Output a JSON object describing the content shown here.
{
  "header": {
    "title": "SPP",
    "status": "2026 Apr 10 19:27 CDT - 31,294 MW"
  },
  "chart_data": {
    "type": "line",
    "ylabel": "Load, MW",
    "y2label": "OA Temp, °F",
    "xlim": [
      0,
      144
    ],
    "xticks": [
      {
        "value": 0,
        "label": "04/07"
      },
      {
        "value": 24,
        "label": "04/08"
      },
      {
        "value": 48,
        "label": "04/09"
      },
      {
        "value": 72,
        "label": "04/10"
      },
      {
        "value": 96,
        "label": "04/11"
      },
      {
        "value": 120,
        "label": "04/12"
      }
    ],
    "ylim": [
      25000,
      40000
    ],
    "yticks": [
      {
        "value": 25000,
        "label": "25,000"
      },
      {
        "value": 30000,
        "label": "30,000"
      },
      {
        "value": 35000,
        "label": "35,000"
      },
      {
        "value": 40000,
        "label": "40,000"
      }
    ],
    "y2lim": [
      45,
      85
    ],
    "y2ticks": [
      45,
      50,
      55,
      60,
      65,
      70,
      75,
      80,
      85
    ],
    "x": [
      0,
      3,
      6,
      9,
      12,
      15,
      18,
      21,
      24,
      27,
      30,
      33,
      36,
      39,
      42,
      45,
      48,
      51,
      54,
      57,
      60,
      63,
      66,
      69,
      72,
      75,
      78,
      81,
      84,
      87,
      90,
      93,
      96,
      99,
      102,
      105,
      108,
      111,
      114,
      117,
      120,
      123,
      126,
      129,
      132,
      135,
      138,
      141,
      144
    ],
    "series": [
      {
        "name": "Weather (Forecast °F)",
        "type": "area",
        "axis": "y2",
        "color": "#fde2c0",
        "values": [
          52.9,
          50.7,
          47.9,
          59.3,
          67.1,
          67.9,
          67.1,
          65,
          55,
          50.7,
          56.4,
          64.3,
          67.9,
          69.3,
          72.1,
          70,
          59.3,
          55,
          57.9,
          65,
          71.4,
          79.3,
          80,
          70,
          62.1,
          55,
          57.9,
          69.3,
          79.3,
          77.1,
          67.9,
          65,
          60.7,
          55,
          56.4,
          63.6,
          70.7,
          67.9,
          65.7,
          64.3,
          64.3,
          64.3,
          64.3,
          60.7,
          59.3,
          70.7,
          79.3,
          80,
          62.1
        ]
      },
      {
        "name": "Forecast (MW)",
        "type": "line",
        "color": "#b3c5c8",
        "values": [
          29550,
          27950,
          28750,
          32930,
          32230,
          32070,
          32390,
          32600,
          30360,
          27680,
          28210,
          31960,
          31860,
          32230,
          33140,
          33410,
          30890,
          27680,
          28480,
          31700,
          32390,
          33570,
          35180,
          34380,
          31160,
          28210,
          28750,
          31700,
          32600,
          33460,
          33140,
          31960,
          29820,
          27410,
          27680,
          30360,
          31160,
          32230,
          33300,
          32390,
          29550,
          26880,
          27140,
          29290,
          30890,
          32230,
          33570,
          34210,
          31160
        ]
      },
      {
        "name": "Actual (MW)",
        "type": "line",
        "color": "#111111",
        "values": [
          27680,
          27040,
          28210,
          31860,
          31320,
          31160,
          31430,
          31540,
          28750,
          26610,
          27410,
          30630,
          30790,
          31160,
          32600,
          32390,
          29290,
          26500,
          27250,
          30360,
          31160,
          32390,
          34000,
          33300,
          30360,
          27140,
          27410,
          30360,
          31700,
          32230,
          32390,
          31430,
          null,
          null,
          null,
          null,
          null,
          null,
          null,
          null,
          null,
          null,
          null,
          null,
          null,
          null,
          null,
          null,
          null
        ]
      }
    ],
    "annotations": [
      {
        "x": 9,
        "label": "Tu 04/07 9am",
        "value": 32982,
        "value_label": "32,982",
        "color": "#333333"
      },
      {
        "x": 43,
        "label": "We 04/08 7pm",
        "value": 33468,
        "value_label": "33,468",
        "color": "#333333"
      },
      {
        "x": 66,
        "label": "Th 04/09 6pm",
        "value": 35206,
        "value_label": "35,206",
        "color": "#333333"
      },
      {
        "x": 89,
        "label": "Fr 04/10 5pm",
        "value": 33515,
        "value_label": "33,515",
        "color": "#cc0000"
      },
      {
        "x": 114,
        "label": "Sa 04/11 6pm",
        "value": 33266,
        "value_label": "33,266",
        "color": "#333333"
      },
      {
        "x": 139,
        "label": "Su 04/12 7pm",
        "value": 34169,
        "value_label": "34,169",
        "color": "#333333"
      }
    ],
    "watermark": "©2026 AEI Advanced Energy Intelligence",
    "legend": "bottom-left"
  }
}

- TASK BRIEF:
Every line of the material must be returned exactly as it appears.

- RESPONSE TO THE TASK:
Output a JSON object describing the content shown here.
{
  "header": {
    "title": "SPP",
    "status": "2026 Apr 10 19:27 CDT - 31,294 MW"
  },
  "chart_data": {
    "type": "line",
    "ylabel": "Load, MW",
    "y2label": "OA Temp, °F",
    "xlim": [
      0,
      144
    ],
    "xticks": [
      {
        "value": 0,
        "label": "04/07"
      },
      {
        "value": 24,
        "label": "04/08"
      },
      {
        "value": 48,
        "label": "04/09"
      },
      {
        "value": 72,
        "label": "04/10"
      },
      {
        "value": 96,
        "label": "04/11"
      },
      {
        "value": 120,
        "label": "04/12"
      }
    ],
    "ylim": [
      25000,
      40000
    ],
    "yticks": [
      {
        "value": 25000,
        "label": "25,000"
      },
      {
        "value": 30000,
        "label": "30,000"
      },
      {
        "value": 35000,
        "label": "35,000"
      },
      {
        "value": 40000,
        "label": "40,000"
      }
    ],
    "y2lim": [
      45,
      85
    ],
    "y2ticks": [
      45,
      50,
      55,
      60,
      65,
      70,
      75,
      80,
      85
    ],
    "x": [
      0,
      3,
      6,
      9,
      12,
      15,
      18,
      21,
      24,
      27,
      30,
      33,
      36,
      39,
      42,
      45,
      48,
      51,
      54,
      57,
      60,
      63,
      66,
      69,
      72,
      75,
      78,
      81,
      84,
      87,
      90,
      93,
      96,
      99,
      102,
      105,
      108,
      111,
      114,
      117,
      120,
      123,
      126,
      129,
      132,
      135,
      138,
      141,
      144
    ],
    "series": [
      {
        "name": "Weather (Forecast °F)",
        "type": "area",
        "axis": "y2",
        "color": "#fde2c0",
        "values": [
          52.9,
          50.7,
          47.9,
          59.3,
          67.1,
          67.9,
          67.1,
          65,
          55,
          50.7,
          56.4,
          64.3,
          67.9,
          69.3,
          72.1,
          70,
          59.3,
          55,
          57.9,
          65,
          71.4,
          79.3,
          80,
          70,
          62.1,
          55,
          57.9,
          69.3,
          79.3,
          77.1,
          67.9,
          65,
          60.7,
          55,
          56.4,
          63.6,
          70.7,
          67.9,
          65.7,
          64.3,
          64.3,
          64.3,
          64.3,
          60.7,
          59.3,
          70.7,
          79.3,
          80,
          62.1
        ]
      },
      {
        "name": "Forecast (MW)",
        "type": "line",
        "color": "#b3c5c8",
        "values": [
          29550,
          27950,
          28750,
          32930,
          32230,
          32070,
          32390,
          32600,
          30360,
          27680,
          28210,
          31960,
          31860,
          32230,
          33140,
          33410,
          30890,
          27680,
          28480,
          31700,
          32390,
          33570,
          35180,
          34380,
          31160,
          28210,
          28750,
          31700,
          32600,
          33460,
          33140,
          31960,
          29820,
          27410,
          27680,
          30360,
          31160,
          32230,
          33300,
          32390,
          29550,
          26880,
          27140,
          29290,
          30890,
          32230,
          33570,
          34210,
          31160
        ]
      },
      {
        "name": "Actual (MW)",
        "type": "line",
        "color": "#111111",
        "values": [
          27680,
          27040,
          28210,
          31860,
          31320,
          31160,
          31430,
          31540,
          28750,
          26610,
          27410,
          30630,
          30790,
          31160,
          32600,
          32390,
          29290,
          26500,
          27250,
          30360,
          31160,
          32390,
          34000,
          33300,
          30360,
          27140,
          27410,
          30360,
          31700,
          32230,
          32390,
          31430,
          null,
          null,
          null,
          null,
          null,
          null,
          null,
          null,
          null,
          null,
          null,
          null,
          null,
          null,
          null,
          null,
          null
        ]
      }
    ],
    "annotations": [
      {
        "x": 9,
        "label": "Tu 04/07 9am",
        "value": 32982,
        "value_label": "32,982",
        "color": "#333333"
      },
      {
        "x": 43,
        "label": "We 04/08 7pm",
        "value": 33468,
        "value_label": "33,468",
        "color": "#333333"
      },
      {
        "x": 66,
        "label": "Th 04/09 6pm",
        "value": 35206,
        "value_label": "35,206",
        "color": "#333333"
      },
      {
        "x": 89,
        "label": "Fr 04/10 5pm",
        "value": 33515,
        "value_label": "33,515",
        "color": "#cc0000"
      },
      {
        "x": 114,
        "label": "Sa 04/11 6pm",
        "value": 33266,
        "value_label": "33,266",
        "color": "#333333"
      },
      {
        "x": 139,
        "label": "Su 04/12 7pm",
        "value": 34169,
        "value_label": "34,169",
        "color": "#333333"
      }
    ],
    "watermark": "©2026 AEI Advanced Energy Intelligence",
    "legend": "bottom-left"
  }
}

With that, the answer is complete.